### Text segment
++++

Don’t get me wrong, I’m not turning hard or unfeeling or letting things allow my kindness and love to diminish. It’s just a phase where we all need to fight for what we want. I’m a lover, and a lover is also a fighter. All exceptional fighters have a passion to fight for. Be it for someone, or for a belief.

There were many things I used to fight for. Just like how most of you do. But one day, you’ll realise, at the end of the day. The most important thing to fight for is yourself. Love yourself. And by loving yourself, those who love you will be happy for you. It’s not about being selfish, it’s about finding your own meaning of life. You define your own life and no one will be able to take it for you. It makes us stronger, and if we do it well, it makes us undefeatable. When we love ourselves adequately, we will learn how to love others too. How do you love others when you can’t even take care of yourself? Think about it.

++++

### Work to complete
Please write the next part of the passage about fighting for and loving yourself, starting after its final sentence.

Records from a data source
++++

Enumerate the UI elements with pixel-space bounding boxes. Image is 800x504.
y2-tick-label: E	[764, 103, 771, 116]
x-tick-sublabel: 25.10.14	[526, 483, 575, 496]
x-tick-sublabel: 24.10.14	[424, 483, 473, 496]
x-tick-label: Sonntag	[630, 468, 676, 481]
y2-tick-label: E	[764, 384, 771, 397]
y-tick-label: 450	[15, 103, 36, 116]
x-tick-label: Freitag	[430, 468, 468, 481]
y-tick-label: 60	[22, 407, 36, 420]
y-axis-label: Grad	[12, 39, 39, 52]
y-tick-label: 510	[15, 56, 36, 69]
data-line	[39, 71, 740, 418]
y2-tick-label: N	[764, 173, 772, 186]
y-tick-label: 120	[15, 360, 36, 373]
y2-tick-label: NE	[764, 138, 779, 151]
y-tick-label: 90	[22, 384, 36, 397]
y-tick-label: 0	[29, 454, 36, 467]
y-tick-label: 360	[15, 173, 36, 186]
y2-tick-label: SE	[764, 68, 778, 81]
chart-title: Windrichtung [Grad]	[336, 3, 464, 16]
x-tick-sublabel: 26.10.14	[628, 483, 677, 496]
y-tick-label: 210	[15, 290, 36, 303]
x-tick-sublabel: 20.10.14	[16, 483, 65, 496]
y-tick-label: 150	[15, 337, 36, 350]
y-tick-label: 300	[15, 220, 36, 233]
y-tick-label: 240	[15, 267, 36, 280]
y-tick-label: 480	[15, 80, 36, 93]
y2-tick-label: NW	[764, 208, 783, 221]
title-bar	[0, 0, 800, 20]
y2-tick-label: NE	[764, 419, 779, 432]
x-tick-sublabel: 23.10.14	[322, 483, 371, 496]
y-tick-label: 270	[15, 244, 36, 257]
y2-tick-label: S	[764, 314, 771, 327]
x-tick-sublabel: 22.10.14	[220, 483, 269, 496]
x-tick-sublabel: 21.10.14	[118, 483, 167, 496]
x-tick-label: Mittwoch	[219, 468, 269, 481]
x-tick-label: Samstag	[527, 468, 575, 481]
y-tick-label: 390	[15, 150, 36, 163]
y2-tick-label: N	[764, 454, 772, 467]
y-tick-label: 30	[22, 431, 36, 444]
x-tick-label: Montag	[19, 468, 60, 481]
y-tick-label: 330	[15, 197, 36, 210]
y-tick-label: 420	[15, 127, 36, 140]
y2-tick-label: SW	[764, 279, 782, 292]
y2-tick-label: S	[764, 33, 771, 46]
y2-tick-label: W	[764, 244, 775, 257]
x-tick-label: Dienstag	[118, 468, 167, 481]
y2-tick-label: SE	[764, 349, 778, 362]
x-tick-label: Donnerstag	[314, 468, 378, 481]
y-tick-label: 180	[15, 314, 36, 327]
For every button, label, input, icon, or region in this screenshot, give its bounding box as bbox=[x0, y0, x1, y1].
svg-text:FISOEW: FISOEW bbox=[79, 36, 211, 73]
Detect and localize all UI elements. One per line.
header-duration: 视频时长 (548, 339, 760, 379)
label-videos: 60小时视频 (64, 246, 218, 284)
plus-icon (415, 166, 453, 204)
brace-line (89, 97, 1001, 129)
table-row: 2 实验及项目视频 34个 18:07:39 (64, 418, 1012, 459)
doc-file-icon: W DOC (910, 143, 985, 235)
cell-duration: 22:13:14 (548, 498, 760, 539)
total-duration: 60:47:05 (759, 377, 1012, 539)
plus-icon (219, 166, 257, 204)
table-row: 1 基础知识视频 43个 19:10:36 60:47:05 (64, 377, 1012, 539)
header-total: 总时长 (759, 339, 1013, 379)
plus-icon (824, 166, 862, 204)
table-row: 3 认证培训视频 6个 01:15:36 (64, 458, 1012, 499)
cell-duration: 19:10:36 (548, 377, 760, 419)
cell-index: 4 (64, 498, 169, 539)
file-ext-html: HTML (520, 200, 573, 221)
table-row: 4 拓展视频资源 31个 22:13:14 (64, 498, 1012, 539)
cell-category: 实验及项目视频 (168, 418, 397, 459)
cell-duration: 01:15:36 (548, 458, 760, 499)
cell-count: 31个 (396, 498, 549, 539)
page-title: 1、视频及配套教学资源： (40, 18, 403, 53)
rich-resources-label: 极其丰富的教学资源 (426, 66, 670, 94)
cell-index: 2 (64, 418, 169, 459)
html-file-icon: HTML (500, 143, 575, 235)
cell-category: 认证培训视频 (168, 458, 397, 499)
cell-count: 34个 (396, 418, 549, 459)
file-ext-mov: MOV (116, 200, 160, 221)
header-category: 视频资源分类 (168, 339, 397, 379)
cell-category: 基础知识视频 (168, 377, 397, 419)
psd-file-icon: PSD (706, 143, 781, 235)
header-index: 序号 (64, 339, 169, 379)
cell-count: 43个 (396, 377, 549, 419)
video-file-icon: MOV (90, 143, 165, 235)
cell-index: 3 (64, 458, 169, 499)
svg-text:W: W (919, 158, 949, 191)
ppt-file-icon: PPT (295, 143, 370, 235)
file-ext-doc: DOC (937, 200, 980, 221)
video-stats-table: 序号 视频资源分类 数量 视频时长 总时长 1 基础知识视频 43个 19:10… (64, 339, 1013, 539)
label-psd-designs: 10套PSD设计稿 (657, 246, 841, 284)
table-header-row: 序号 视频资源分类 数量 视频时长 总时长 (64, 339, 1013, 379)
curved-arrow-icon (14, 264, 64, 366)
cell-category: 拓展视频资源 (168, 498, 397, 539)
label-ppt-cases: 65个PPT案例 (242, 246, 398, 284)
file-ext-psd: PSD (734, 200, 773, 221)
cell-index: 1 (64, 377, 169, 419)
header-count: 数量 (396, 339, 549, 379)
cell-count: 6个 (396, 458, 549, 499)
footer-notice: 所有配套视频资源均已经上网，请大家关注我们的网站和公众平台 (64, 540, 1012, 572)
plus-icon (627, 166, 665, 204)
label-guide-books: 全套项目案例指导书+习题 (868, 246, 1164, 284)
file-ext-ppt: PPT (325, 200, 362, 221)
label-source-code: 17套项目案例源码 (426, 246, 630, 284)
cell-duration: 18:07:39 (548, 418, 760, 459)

++++

### Response below
I’m frequently reminded ‘first impression counts’. I never believed in first impressions. They are important because others thought they reflect someone accurately. I notice first impressions but I wouldn’t trust it fully. To me, all it does is that it gives insights to what that person could be, not a must be. Contrary to the uber-friendly self most people see me as, I’m one who would probably end up in the loneliest path. Because I believe in always having adequate freedom, a comfortable amount of space for thought. Sometimes I may end up talking silently to myself when there’s no one to listen. But I’m sure I’m not the only one. I can eat alone, shop alone and in fact sometimes, I do feel really alone. This is the sacrifice I have to make, to feel fulfilled, and to look the happiest to others. I probably don’t need a soulmate. It’s scary to have someone who knows you far too well. Perhaps that’s why no one has. I’m not sure if I’m gonna change one day, but I’m not forcing it to change or not to change, I’m just gonna learn and progress.

Initially, actually wanted to name this post with the title “Perfection”, but I felt it was imperfect. I’m caught in an irony of possibilities of impossibles. There’s no end to change, there’s never a definite. Why? Because being perfect is deemed imperfect and being imperfect could be what exactly is perfect. Arguments became obsolete and the number of perceptions there could be is infinite.

Inferno.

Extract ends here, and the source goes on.